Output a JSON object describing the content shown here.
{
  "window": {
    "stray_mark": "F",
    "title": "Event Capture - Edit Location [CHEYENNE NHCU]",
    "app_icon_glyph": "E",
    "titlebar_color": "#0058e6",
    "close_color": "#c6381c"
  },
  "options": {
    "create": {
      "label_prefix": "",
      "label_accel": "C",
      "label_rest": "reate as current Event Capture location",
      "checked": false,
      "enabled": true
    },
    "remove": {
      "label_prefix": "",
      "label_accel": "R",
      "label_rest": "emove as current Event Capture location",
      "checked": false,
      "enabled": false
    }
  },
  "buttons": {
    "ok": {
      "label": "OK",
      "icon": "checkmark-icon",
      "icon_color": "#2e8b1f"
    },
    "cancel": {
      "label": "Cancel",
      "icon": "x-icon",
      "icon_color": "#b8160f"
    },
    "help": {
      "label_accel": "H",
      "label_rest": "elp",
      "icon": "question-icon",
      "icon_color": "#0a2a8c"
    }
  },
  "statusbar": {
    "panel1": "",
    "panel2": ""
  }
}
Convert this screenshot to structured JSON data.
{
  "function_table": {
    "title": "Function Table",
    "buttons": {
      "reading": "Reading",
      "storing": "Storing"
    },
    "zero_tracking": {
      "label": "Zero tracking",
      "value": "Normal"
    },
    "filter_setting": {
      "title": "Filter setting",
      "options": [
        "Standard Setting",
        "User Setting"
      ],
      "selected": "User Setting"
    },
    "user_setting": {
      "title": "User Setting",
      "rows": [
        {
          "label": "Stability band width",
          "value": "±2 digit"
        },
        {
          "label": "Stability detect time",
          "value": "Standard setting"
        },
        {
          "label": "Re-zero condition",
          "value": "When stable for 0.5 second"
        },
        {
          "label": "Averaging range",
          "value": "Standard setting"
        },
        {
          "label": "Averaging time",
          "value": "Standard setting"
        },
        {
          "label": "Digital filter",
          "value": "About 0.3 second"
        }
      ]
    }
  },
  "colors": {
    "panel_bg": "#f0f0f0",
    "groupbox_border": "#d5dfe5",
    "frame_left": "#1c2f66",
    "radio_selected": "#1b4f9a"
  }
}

□ □ □

# YOUR TASK
Set down the material above again, word for word.

# EXPECTED ANSWER
Output a JSON object describing the content shown here.
{
  "window": {
    "stray_mark": "F",
    "title": "Event Capture - Edit Location [CHEYENNE NHCU]",
    "app_icon_glyph": "E",
    "titlebar_color": "#0058e6",
    "close_color": "#c6381c"
  },
  "options": {
    "create": {
      "label_prefix": "",
      "label_accel": "C",
      "label_rest": "reate as current Event Capture location",
      "checked": false,
      "enabled": true
    },
    "remove": {
      "label_prefix": "",
      "label_accel": "R",
      "label_rest": "emove as current Event Capture location",
      "checked": false,
      "enabled": false
    }
  },
  "buttons": {
    "ok": {
      "label": "OK",
      "icon": "checkmark-icon",
      "icon_color": "#2e8b1f"
    },
    "cancel": {
      "label": "Cancel",
      "icon": "x-icon",
      "icon_color": "#b8160f"
    },
    "help": {
      "label_accel": "H",
      "label_rest": "elp",
      "icon": "question-icon",
      "icon_color": "#0a2a8c"
    }
  },
  "statusbar": {
    "panel1": "",
    "panel2": ""
  }
}
Convert this screenshot to structured JSON data.
{
  "function_table": {
    "title": "Function Table",
    "buttons": {
      "reading": "Reading",
      "storing": "Storing"
    },
    "zero_tracking": {
      "label": "Zero tracking",
      "value": "Normal"
    },
    "filter_setting": {
      "title": "Filter setting",
      "options": [
        "Standard Setting",
        "User Setting"
      ],
      "selected": "User Setting"
    },
    "user_setting": {
      "title": "User Setting",
      "rows": [
        {
          "label": "Stability band width",
          "value": "±2 digit"
        },
        {
          "label": "Stability detect time",
          "value": "Standard setting"
        },
        {
          "label": "Re-zero condition",
          "value": "When stable for 0.5 second"
        },
        {
          "label": "Averaging range",
          "value": "Standard setting"
        },
        {
          "label": "Averaging time",
          "value": "Standard setting"
        },
        {
          "label": "Digital filter",
          "value": "About 0.3 second"
        }
      ]
    }
  },
  "colors": {
    "panel_bg": "#f0f0f0",
    "groupbox_border": "#d5dfe5",
    "frame_left": "#1c2f66",
    "radio_selected": "#1b4f9a"
  }
}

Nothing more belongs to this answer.